──────── Data supplied
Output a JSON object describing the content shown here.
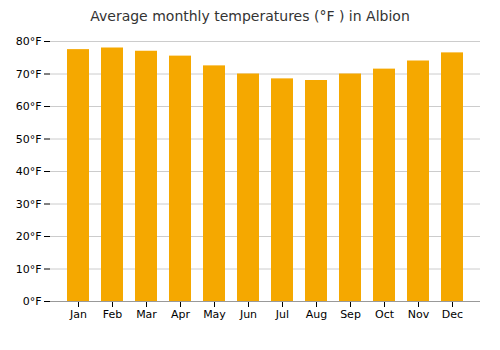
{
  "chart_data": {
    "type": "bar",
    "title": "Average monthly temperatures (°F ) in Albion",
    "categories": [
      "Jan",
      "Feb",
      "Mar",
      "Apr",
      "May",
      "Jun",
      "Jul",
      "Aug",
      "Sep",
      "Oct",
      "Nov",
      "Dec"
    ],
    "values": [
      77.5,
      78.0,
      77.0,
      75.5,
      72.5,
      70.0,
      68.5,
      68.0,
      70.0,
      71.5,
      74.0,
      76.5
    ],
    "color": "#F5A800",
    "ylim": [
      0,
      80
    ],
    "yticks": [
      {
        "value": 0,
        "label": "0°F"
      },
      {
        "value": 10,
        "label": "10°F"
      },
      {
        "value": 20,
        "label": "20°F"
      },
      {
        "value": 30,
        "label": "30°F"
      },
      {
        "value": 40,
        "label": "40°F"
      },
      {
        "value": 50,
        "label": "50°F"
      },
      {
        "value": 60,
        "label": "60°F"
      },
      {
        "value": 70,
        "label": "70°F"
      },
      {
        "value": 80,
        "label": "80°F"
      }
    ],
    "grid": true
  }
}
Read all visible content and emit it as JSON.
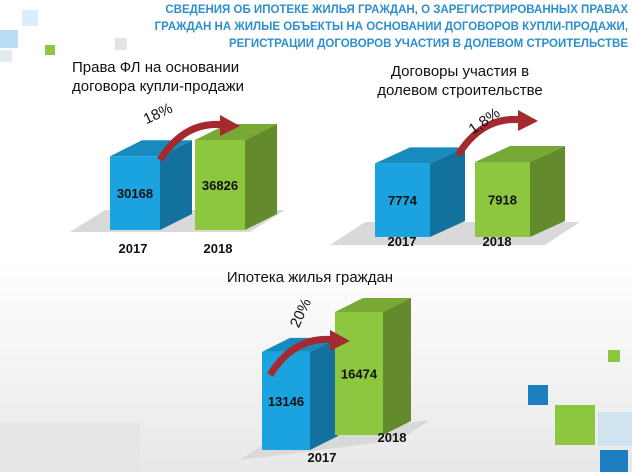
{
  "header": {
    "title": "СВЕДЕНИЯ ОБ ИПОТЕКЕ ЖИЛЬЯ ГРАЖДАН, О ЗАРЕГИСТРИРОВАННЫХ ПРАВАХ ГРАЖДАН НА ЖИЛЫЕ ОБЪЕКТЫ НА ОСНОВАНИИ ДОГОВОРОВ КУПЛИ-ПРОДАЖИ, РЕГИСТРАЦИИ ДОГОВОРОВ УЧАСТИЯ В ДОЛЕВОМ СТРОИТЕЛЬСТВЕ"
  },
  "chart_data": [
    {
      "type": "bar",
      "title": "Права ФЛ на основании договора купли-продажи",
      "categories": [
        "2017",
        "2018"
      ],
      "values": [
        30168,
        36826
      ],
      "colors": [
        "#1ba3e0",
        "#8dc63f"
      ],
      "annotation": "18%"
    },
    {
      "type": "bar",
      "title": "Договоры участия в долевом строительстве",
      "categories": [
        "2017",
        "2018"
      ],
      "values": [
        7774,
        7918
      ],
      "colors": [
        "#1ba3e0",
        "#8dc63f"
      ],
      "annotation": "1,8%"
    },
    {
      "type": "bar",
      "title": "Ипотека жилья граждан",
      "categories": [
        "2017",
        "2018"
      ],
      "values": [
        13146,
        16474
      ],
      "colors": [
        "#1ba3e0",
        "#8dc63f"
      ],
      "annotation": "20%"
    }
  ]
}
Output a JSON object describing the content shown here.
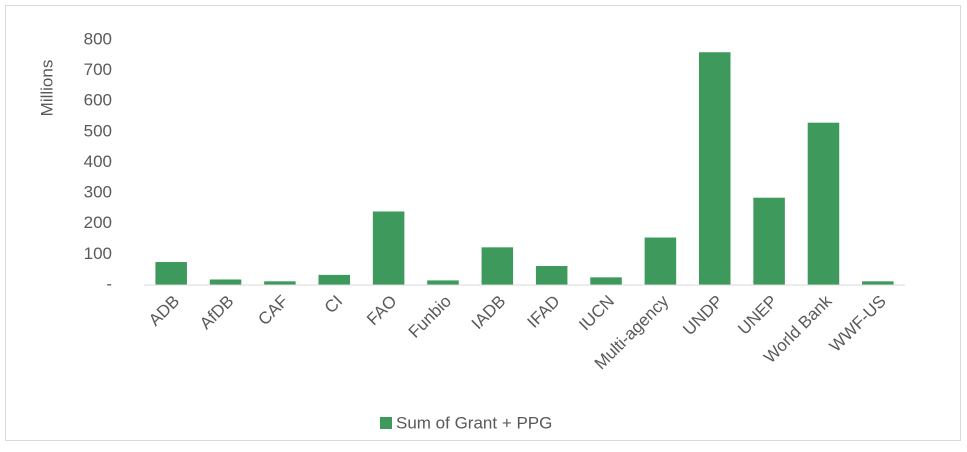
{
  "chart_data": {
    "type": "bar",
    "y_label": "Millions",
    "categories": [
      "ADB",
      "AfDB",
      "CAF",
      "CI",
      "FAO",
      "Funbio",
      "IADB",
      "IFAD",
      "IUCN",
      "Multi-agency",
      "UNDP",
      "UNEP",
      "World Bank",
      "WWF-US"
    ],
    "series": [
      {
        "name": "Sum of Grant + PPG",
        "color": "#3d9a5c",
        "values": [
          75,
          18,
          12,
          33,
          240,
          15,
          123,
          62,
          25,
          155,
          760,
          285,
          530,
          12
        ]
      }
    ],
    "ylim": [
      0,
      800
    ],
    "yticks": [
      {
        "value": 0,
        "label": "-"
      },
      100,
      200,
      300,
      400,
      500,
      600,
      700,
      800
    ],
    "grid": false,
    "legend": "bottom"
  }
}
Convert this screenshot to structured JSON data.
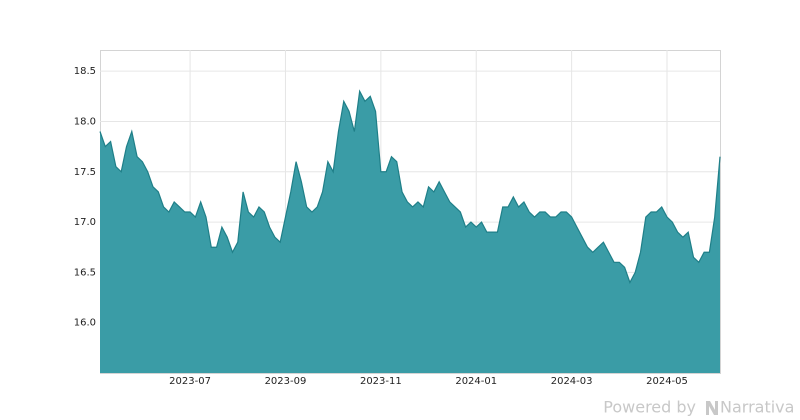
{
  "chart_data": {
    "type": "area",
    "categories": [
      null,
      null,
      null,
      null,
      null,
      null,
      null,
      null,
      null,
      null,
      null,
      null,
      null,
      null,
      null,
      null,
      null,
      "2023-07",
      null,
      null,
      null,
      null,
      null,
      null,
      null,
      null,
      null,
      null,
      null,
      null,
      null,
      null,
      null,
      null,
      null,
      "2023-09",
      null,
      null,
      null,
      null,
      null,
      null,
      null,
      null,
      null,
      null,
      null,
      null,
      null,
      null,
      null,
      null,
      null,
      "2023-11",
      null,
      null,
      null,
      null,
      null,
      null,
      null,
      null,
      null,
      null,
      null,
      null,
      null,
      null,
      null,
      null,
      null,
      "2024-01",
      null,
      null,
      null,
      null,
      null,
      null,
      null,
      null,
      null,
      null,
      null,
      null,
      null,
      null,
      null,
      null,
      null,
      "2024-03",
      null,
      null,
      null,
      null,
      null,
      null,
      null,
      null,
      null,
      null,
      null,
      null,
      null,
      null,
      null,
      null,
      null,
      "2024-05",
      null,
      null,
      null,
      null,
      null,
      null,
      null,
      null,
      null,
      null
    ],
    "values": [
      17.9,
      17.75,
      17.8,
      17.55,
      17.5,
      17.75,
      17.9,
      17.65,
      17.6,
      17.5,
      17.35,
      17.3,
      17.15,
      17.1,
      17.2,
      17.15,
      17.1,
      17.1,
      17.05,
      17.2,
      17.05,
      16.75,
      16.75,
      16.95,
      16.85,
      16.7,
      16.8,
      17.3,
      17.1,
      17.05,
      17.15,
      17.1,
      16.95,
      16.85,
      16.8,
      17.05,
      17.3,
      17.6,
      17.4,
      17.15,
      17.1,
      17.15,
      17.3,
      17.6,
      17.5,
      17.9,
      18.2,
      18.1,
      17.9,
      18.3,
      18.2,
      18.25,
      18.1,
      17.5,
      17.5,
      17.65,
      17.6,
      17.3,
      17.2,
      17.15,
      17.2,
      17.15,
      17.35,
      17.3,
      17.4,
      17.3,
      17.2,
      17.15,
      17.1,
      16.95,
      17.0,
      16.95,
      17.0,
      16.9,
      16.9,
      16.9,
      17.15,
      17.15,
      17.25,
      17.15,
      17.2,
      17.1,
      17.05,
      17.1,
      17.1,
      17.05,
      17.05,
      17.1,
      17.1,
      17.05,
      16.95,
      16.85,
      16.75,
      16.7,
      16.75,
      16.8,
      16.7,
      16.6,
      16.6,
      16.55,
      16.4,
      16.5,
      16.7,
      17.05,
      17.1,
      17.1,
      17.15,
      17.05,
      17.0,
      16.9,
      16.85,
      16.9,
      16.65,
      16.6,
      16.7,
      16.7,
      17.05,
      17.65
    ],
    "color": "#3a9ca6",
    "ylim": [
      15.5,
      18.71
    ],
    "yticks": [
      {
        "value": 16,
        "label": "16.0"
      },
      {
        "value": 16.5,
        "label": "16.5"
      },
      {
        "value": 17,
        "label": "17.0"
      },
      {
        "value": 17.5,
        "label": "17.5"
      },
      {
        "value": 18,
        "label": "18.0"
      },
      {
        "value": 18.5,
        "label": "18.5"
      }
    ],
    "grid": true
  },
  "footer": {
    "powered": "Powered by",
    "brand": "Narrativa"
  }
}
────────────────
──────── Data supplied
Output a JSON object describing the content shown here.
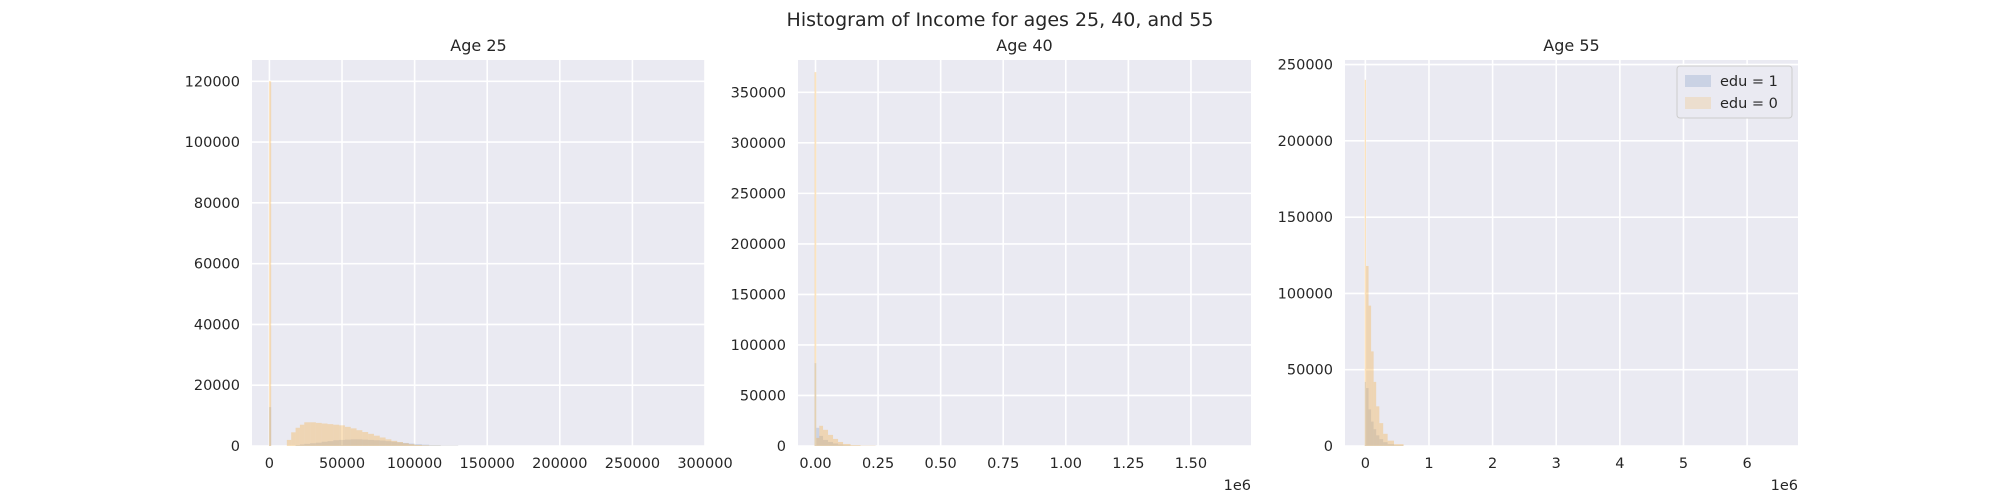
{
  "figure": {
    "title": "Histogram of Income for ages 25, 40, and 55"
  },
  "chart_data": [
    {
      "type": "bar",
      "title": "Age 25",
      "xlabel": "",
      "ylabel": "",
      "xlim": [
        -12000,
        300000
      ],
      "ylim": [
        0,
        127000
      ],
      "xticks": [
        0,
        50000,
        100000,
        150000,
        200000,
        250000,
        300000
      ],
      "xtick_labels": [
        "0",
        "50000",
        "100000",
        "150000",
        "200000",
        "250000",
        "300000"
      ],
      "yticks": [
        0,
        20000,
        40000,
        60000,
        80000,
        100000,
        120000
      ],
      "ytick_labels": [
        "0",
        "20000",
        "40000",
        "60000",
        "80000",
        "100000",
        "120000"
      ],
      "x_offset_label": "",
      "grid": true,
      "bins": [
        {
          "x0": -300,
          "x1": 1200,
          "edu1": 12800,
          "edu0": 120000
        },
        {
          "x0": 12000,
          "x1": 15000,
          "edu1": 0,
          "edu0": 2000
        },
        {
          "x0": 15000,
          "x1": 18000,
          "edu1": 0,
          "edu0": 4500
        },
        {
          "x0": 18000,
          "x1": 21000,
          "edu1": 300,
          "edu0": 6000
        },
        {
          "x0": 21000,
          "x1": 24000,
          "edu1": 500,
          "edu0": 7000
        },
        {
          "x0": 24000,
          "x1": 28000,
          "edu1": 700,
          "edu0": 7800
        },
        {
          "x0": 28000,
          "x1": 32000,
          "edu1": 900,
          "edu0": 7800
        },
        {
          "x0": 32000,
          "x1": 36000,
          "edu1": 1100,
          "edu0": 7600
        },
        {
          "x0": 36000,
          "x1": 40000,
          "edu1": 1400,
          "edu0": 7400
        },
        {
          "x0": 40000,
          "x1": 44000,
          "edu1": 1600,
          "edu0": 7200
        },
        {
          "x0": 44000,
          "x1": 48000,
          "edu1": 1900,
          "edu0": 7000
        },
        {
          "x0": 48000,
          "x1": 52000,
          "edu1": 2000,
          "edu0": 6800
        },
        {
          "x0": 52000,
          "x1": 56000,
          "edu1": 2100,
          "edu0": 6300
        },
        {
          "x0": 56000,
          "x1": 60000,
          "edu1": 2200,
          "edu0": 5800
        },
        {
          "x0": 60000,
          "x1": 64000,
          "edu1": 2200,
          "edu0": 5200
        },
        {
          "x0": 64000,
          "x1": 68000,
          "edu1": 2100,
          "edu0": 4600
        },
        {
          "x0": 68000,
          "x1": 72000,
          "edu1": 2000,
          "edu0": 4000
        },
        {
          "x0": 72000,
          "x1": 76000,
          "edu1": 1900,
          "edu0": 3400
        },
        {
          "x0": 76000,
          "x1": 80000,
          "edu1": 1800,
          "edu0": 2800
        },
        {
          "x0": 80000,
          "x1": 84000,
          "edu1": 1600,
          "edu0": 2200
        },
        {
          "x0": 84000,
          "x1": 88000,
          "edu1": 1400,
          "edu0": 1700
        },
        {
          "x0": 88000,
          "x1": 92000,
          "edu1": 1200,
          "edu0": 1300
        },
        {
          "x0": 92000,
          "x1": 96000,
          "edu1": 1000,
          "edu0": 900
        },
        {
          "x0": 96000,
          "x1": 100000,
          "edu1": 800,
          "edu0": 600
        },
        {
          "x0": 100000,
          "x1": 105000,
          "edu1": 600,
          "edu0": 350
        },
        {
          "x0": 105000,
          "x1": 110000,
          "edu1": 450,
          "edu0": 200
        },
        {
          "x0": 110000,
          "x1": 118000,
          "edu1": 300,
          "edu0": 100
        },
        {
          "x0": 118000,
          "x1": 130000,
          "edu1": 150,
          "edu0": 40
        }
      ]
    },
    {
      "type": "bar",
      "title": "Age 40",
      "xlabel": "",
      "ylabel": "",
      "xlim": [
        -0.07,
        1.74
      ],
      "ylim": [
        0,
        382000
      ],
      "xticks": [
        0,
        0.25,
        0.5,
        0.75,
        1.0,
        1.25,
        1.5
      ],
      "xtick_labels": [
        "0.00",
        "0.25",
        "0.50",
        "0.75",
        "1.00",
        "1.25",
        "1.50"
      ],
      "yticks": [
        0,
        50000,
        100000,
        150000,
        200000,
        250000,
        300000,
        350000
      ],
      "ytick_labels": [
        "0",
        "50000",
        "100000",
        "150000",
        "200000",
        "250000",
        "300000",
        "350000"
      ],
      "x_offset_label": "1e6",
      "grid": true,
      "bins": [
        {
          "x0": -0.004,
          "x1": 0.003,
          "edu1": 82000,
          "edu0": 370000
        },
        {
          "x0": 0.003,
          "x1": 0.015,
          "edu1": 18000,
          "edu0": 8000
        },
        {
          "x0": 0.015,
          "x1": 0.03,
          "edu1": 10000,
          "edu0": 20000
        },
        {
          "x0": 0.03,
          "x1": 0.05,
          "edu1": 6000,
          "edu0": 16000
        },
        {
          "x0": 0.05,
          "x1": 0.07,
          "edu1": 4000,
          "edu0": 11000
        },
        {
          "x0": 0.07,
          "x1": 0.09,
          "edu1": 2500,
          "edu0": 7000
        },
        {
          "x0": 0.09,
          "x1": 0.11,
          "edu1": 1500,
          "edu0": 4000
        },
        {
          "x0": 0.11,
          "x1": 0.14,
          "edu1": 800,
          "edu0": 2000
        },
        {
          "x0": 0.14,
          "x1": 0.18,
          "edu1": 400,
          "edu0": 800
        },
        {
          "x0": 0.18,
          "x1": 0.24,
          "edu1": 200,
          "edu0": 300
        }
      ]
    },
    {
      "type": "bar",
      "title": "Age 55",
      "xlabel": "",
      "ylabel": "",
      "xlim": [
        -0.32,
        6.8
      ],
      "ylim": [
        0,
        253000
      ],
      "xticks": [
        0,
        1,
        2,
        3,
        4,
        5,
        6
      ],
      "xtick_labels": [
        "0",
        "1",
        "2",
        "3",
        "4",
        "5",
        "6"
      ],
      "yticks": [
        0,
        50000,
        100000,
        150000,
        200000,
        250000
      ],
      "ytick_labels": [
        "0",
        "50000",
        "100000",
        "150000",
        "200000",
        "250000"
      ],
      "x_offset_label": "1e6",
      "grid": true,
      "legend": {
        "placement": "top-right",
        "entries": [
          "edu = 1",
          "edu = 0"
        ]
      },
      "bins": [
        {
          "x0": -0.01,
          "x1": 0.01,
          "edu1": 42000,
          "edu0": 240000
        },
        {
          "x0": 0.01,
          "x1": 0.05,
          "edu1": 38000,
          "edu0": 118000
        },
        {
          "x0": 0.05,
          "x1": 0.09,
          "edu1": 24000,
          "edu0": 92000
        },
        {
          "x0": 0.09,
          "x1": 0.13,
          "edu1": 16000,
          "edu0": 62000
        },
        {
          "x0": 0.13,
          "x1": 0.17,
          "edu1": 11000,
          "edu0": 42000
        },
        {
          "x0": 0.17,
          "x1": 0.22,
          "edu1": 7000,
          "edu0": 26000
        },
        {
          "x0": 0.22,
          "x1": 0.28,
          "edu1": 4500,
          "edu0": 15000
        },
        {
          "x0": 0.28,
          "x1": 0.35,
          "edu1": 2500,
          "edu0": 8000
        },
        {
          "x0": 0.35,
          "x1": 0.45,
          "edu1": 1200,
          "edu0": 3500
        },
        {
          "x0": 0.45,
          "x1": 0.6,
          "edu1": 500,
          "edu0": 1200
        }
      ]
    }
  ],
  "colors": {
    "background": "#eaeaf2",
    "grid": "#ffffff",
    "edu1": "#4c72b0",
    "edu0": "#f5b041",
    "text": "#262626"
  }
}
────────────────
──────── Data supplied
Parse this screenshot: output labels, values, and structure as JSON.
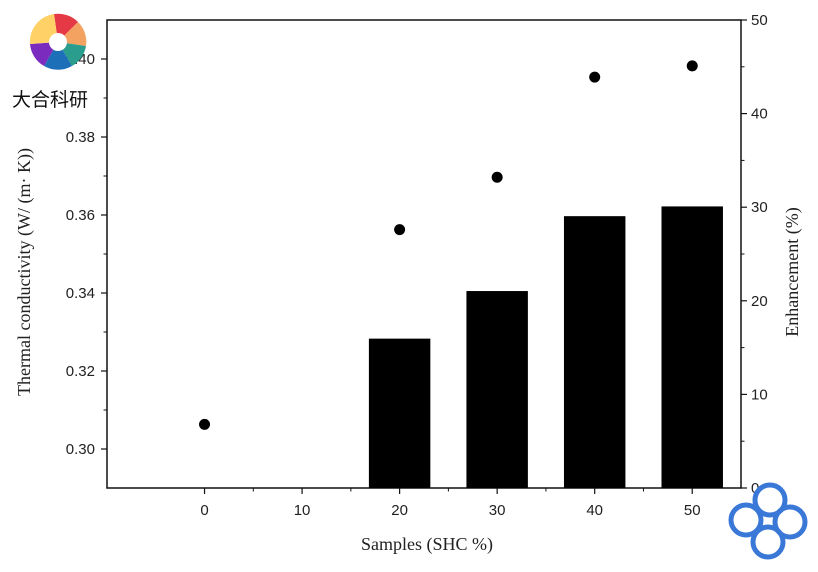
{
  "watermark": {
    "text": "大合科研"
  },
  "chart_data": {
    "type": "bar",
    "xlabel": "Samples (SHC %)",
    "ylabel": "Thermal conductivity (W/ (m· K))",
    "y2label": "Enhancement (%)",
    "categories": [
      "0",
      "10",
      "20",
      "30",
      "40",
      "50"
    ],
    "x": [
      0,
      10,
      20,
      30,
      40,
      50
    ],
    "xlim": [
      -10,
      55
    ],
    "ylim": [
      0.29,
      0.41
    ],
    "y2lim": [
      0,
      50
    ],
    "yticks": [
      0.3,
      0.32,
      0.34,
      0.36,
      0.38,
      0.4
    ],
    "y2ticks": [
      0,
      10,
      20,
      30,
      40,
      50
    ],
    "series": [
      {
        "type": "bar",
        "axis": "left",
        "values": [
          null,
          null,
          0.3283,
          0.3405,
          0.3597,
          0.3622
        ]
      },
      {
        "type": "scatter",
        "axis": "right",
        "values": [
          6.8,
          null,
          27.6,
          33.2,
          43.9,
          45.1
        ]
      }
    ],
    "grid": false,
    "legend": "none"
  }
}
────────────────
**Set task**
From the data above, pick out each line containing "screenshot" and copy it.

**Answer for this exercise**
Convert this screenshot to structured JSON data.
Parse this screenshot: output labels, values, and structure as JSON.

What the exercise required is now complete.